MATERIAL FOR THIS TASK:
"""

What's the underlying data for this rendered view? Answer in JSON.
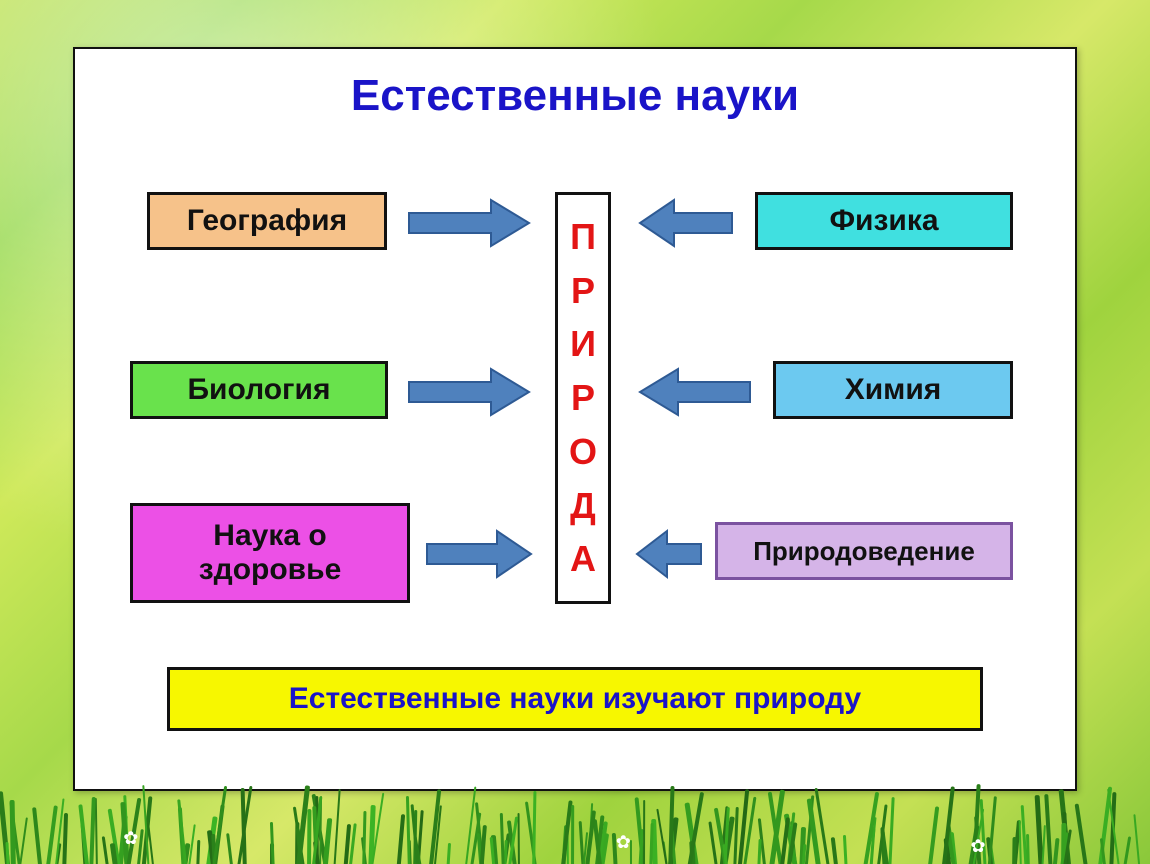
{
  "title": {
    "text": "Естественные науки",
    "color": "#1a14c8",
    "fontsize": 44
  },
  "center": {
    "letters": [
      "П",
      "Р",
      "И",
      "Р",
      "О",
      "Д",
      "А"
    ],
    "color": "#e31515",
    "fontsize": 36
  },
  "boxes": {
    "geography": {
      "label": "География",
      "bg": "#f6c28a",
      "border": "#111111",
      "fontsize": 30
    },
    "biology": {
      "label": "Биология",
      "bg": "#69e24c",
      "border": "#111111",
      "fontsize": 30
    },
    "health": {
      "label": "Наука о здоровье",
      "bg": "#ec50e6",
      "border": "#111111",
      "fontsize": 30
    },
    "physics": {
      "label": "Физика",
      "bg": "#40e0e0",
      "border": "#111111",
      "fontsize": 30
    },
    "chemistry": {
      "label": "Химия",
      "bg": "#6cc9f0",
      "border": "#111111",
      "fontsize": 30
    },
    "natstudy": {
      "label": "Природоведение",
      "bg": "#d5b4e8",
      "border": "#7b52a0",
      "fontsize": 26
    }
  },
  "arrow": {
    "fill": "#4f81bd",
    "stroke": "#2e5a94"
  },
  "footer": {
    "text": "Естественные науки изучают природу",
    "bg": "#f7f700",
    "color": "#1a14c8",
    "fontsize": 30
  },
  "panel": {
    "bg": "#ffffff"
  }
}
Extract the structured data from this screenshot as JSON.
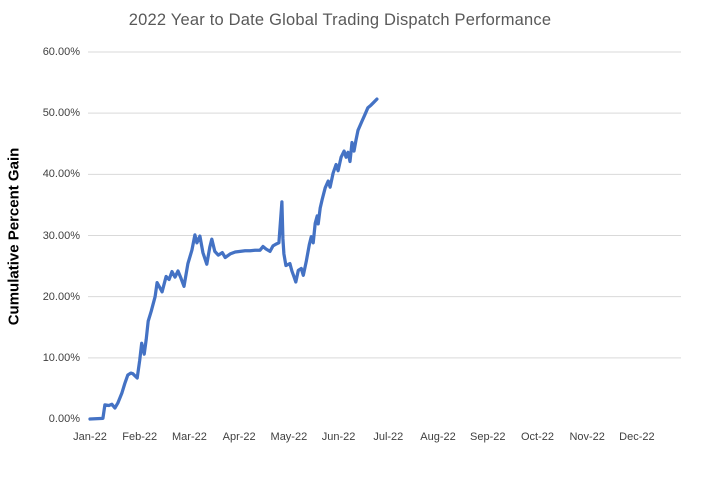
{
  "colors": {
    "line": "#4472C4",
    "gridline": "#D9D9D9",
    "title_text": "#595959",
    "tick_text": "#404040"
  },
  "chart_data": {
    "type": "line",
    "title": "2022 Year to Date Global Trading Dispatch Performance",
    "ylabel": "Cumulative Percent Gain",
    "xlabel": "",
    "legend": "none",
    "grid": "horizontal",
    "ylim": [
      0,
      60
    ],
    "xlim_months": [
      0,
      11.9
    ],
    "x_tick_labels": [
      "Jan-22",
      "Feb-22",
      "Mar-22",
      "Apr-22",
      "May-22",
      "Jun-22",
      "Jul-22",
      "Aug-22",
      "Sep-22",
      "Oct-22",
      "Nov-22",
      "Dec-22"
    ],
    "y_tick_labels": [
      "0.00%",
      "10.00%",
      "20.00%",
      "30.00%",
      "40.00%",
      "50.00%",
      "60.00%"
    ],
    "y_tick_values": [
      0,
      10,
      20,
      30,
      40,
      50,
      60
    ],
    "y_gridline_values": [
      10,
      20,
      30,
      40,
      50,
      60
    ],
    "series": [
      {
        "name": "Cumulative Percent Gain",
        "x_unit": "months since Jan-22 start",
        "y_unit": "percent",
        "points": [
          [
            0.0,
            0.0
          ],
          [
            0.26,
            0.1
          ],
          [
            0.3,
            2.3
          ],
          [
            0.38,
            2.2
          ],
          [
            0.44,
            2.4
          ],
          [
            0.5,
            1.8
          ],
          [
            0.56,
            2.6
          ],
          [
            0.64,
            4.2
          ],
          [
            0.7,
            5.8
          ],
          [
            0.76,
            7.2
          ],
          [
            0.82,
            7.5
          ],
          [
            0.86,
            7.4
          ],
          [
            0.95,
            6.7
          ],
          [
            1.0,
            9.6
          ],
          [
            1.04,
            12.4
          ],
          [
            1.09,
            10.6
          ],
          [
            1.13,
            13.0
          ],
          [
            1.17,
            16.0
          ],
          [
            1.23,
            17.6
          ],
          [
            1.31,
            20.0
          ],
          [
            1.35,
            22.3
          ],
          [
            1.45,
            20.8
          ],
          [
            1.53,
            23.3
          ],
          [
            1.59,
            22.8
          ],
          [
            1.65,
            24.1
          ],
          [
            1.71,
            23.2
          ],
          [
            1.77,
            24.2
          ],
          [
            1.83,
            23.0
          ],
          [
            1.89,
            21.7
          ],
          [
            1.97,
            25.4
          ],
          [
            2.05,
            27.6
          ],
          [
            2.11,
            30.1
          ],
          [
            2.15,
            28.8
          ],
          [
            2.21,
            29.9
          ],
          [
            2.27,
            27.2
          ],
          [
            2.35,
            25.3
          ],
          [
            2.41,
            28.1
          ],
          [
            2.45,
            29.4
          ],
          [
            2.51,
            27.4
          ],
          [
            2.58,
            26.8
          ],
          [
            2.66,
            27.2
          ],
          [
            2.72,
            26.4
          ],
          [
            2.82,
            27.0
          ],
          [
            2.92,
            27.3
          ],
          [
            3.02,
            27.4
          ],
          [
            3.12,
            27.5
          ],
          [
            3.22,
            27.5
          ],
          [
            3.32,
            27.6
          ],
          [
            3.42,
            27.6
          ],
          [
            3.48,
            28.2
          ],
          [
            3.54,
            27.8
          ],
          [
            3.62,
            27.4
          ],
          [
            3.68,
            28.3
          ],
          [
            3.74,
            28.6
          ],
          [
            3.8,
            28.8
          ],
          [
            3.86,
            35.5
          ],
          [
            3.88,
            29.5
          ],
          [
            3.9,
            27.0
          ],
          [
            3.94,
            25.1
          ],
          [
            4.02,
            25.4
          ],
          [
            4.06,
            24.2
          ],
          [
            4.1,
            23.3
          ],
          [
            4.14,
            22.4
          ],
          [
            4.19,
            24.3
          ],
          [
            4.25,
            24.6
          ],
          [
            4.29,
            23.5
          ],
          [
            4.35,
            25.8
          ],
          [
            4.41,
            28.5
          ],
          [
            4.45,
            29.8
          ],
          [
            4.49,
            28.8
          ],
          [
            4.53,
            32.0
          ],
          [
            4.57,
            33.2
          ],
          [
            4.59,
            31.9
          ],
          [
            4.63,
            34.5
          ],
          [
            4.67,
            35.9
          ],
          [
            4.73,
            37.8
          ],
          [
            4.79,
            38.9
          ],
          [
            4.83,
            37.9
          ],
          [
            4.89,
            40.2
          ],
          [
            4.95,
            41.6
          ],
          [
            4.99,
            40.6
          ],
          [
            5.05,
            42.8
          ],
          [
            5.11,
            43.8
          ],
          [
            5.15,
            42.8
          ],
          [
            5.19,
            43.6
          ],
          [
            5.23,
            42.1
          ],
          [
            5.27,
            45.2
          ],
          [
            5.31,
            43.8
          ],
          [
            5.35,
            45.6
          ],
          [
            5.39,
            47.2
          ],
          [
            5.47,
            48.7
          ],
          [
            5.53,
            49.8
          ],
          [
            5.59,
            50.9
          ],
          [
            5.65,
            51.3
          ],
          [
            5.71,
            51.8
          ],
          [
            5.77,
            52.3
          ]
        ]
      }
    ]
  }
}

"""

TASK DIRECTIONS: Write out every line above exactly as it is, leaving out the pictures.

THE OUTPUT:
What's the underlying data for this rendered view? Answer in JSON.
{
  "title": {
    "text": "Естественные науки",
    "color": "#1a14c8",
    "fontsize": 44
  },
  "center": {
    "letters": [
      "П",
      "Р",
      "И",
      "Р",
      "О",
      "Д",
      "А"
    ],
    "color": "#e31515",
    "fontsize": 36
  },
  "boxes": {
    "geography": {
      "label": "География",
      "bg": "#f6c28a",
      "border": "#111111",
      "fontsize": 30
    },
    "biology": {
      "label": "Биология",
      "bg": "#69e24c",
      "border": "#111111",
      "fontsize": 30
    },
    "health": {
      "label": "Наука о здоровье",
      "bg": "#ec50e6",
      "border": "#111111",
      "fontsize": 30
    },
    "physics": {
      "label": "Физика",
      "bg": "#40e0e0",
      "border": "#111111",
      "fontsize": 30
    },
    "chemistry": {
      "label": "Химия",
      "bg": "#6cc9f0",
      "border": "#111111",
      "fontsize": 30
    },
    "natstudy": {
      "label": "Природоведение",
      "bg": "#d5b4e8",
      "border": "#7b52a0",
      "fontsize": 26
    }
  },
  "arrow": {
    "fill": "#4f81bd",
    "stroke": "#2e5a94"
  },
  "footer": {
    "text": "Естественные науки изучают природу",
    "bg": "#f7f700",
    "color": "#1a14c8",
    "fontsize": 30
  },
  "panel": {
    "bg": "#ffffff"
  }
}
Extract the structured data from this screenshot as JSON.
{
  "colors": {
    "line": "#4472C4",
    "gridline": "#D9D9D9",
    "title_text": "#595959",
    "tick_text": "#404040"
  },
  "chart_data": {
    "type": "line",
    "title": "2022 Year to Date Global Trading Dispatch Performance",
    "ylabel": "Cumulative Percent Gain",
    "xlabel": "",
    "legend": "none",
    "grid": "horizontal",
    "ylim": [
      0,
      60
    ],
    "xlim_months": [
      0,
      11.9
    ],
    "x_tick_labels": [
      "Jan-22",
      "Feb-22",
      "Mar-22",
      "Apr-22",
      "May-22",
      "Jun-22",
      "Jul-22",
      "Aug-22",
      "Sep-22",
      "Oct-22",
      "Nov-22",
      "Dec-22"
    ],
    "y_tick_labels": [
      "0.00%",
      "10.00%",
      "20.00%",
      "30.00%",
      "40.00%",
      "50.00%",
      "60.00%"
    ],
    "y_tick_values": [
      0,
      10,
      20,
      30,
      40,
      50,
      60
    ],
    "y_gridline_values": [
      10,
      20,
      30,
      40,
      50,
      60
    ],
    "series": [
      {
        "name": "Cumulative Percent Gain",
        "x_unit": "months since Jan-22 start",
        "y_unit": "percent",
        "points": [
          [
            0.0,
            0.0
          ],
          [
            0.26,
            0.1
          ],
          [
            0.3,
            2.3
          ],
          [
            0.38,
            2.2
          ],
          [
            0.44,
            2.4
          ],
          [
            0.5,
            1.8
          ],
          [
            0.56,
            2.6
          ],
          [
            0.64,
            4.2
          ],
          [
            0.7,
            5.8
          ],
          [
            0.76,
            7.2
          ],
          [
            0.82,
            7.5
          ],
          [
            0.86,
            7.4
          ],
          [
            0.95,
            6.7
          ],
          [
            1.0,
            9.6
          ],
          [
            1.04,
            12.4
          ],
          [
            1.09,
            10.6
          ],
          [
            1.13,
            13.0
          ],
          [
            1.17,
            16.0
          ],
          [
            1.23,
            17.6
          ],
          [
            1.31,
            20.0
          ],
          [
            1.35,
            22.3
          ],
          [
            1.45,
            20.8
          ],
          [
            1.53,
            23.3
          ],
          [
            1.59,
            22.8
          ],
          [
            1.65,
            24.1
          ],
          [
            1.71,
            23.2
          ],
          [
            1.77,
            24.2
          ],
          [
            1.83,
            23.0
          ],
          [
            1.89,
            21.7
          ],
          [
            1.97,
            25.4
          ],
          [
            2.05,
            27.6
          ],
          [
            2.11,
            30.1
          ],
          [
            2.15,
            28.8
          ],
          [
            2.21,
            29.9
          ],
          [
            2.27,
            27.2
          ],
          [
            2.35,
            25.3
          ],
          [
            2.41,
            28.1
          ],
          [
            2.45,
            29.4
          ],
          [
            2.51,
            27.4
          ],
          [
            2.58,
            26.8
          ],
          [
            2.66,
            27.2
          ],
          [
            2.72,
            26.4
          ],
          [
            2.82,
            27.0
          ],
          [
            2.92,
            27.3
          ],
          [
            3.02,
            27.4
          ],
          [
            3.12,
            27.5
          ],
          [
            3.22,
            27.5
          ],
          [
            3.32,
            27.6
          ],
          [
            3.42,
            27.6
          ],
          [
            3.48,
            28.2
          ],
          [
            3.54,
            27.8
          ],
          [
            3.62,
            27.4
          ],
          [
            3.68,
            28.3
          ],
          [
            3.74,
            28.6
          ],
          [
            3.8,
            28.8
          ],
          [
            3.86,
            35.5
          ],
          [
            3.88,
            29.5
          ],
          [
            3.9,
            27.0
          ],
          [
            3.94,
            25.1
          ],
          [
            4.02,
            25.4
          ],
          [
            4.06,
            24.2
          ],
          [
            4.1,
            23.3
          ],
          [
            4.14,
            22.4
          ],
          [
            4.19,
            24.3
          ],
          [
            4.25,
            24.6
          ],
          [
            4.29,
            23.5
          ],
          [
            4.35,
            25.8
          ],
          [
            4.41,
            28.5
          ],
          [
            4.45,
            29.8
          ],
          [
            4.49,
            28.8
          ],
          [
            4.53,
            32.0
          ],
          [
            4.57,
            33.2
          ],
          [
            4.59,
            31.9
          ],
          [
            4.63,
            34.5
          ],
          [
            4.67,
            35.9
          ],
          [
            4.73,
            37.8
          ],
          [
            4.79,
            38.9
          ],
          [
            4.83,
            37.9
          ],
          [
            4.89,
            40.2
          ],
          [
            4.95,
            41.6
          ],
          [
            4.99,
            40.6
          ],
          [
            5.05,
            42.8
          ],
          [
            5.11,
            43.8
          ],
          [
            5.15,
            42.8
          ],
          [
            5.19,
            43.6
          ],
          [
            5.23,
            42.1
          ],
          [
            5.27,
            45.2
          ],
          [
            5.31,
            43.8
          ],
          [
            5.35,
            45.6
          ],
          [
            5.39,
            47.2
          ],
          [
            5.47,
            48.7
          ],
          [
            5.53,
            49.8
          ],
          [
            5.59,
            50.9
          ],
          [
            5.65,
            51.3
          ],
          [
            5.71,
            51.8
          ],
          [
            5.77,
            52.3
          ]
        ]
      }
    ]
  }
}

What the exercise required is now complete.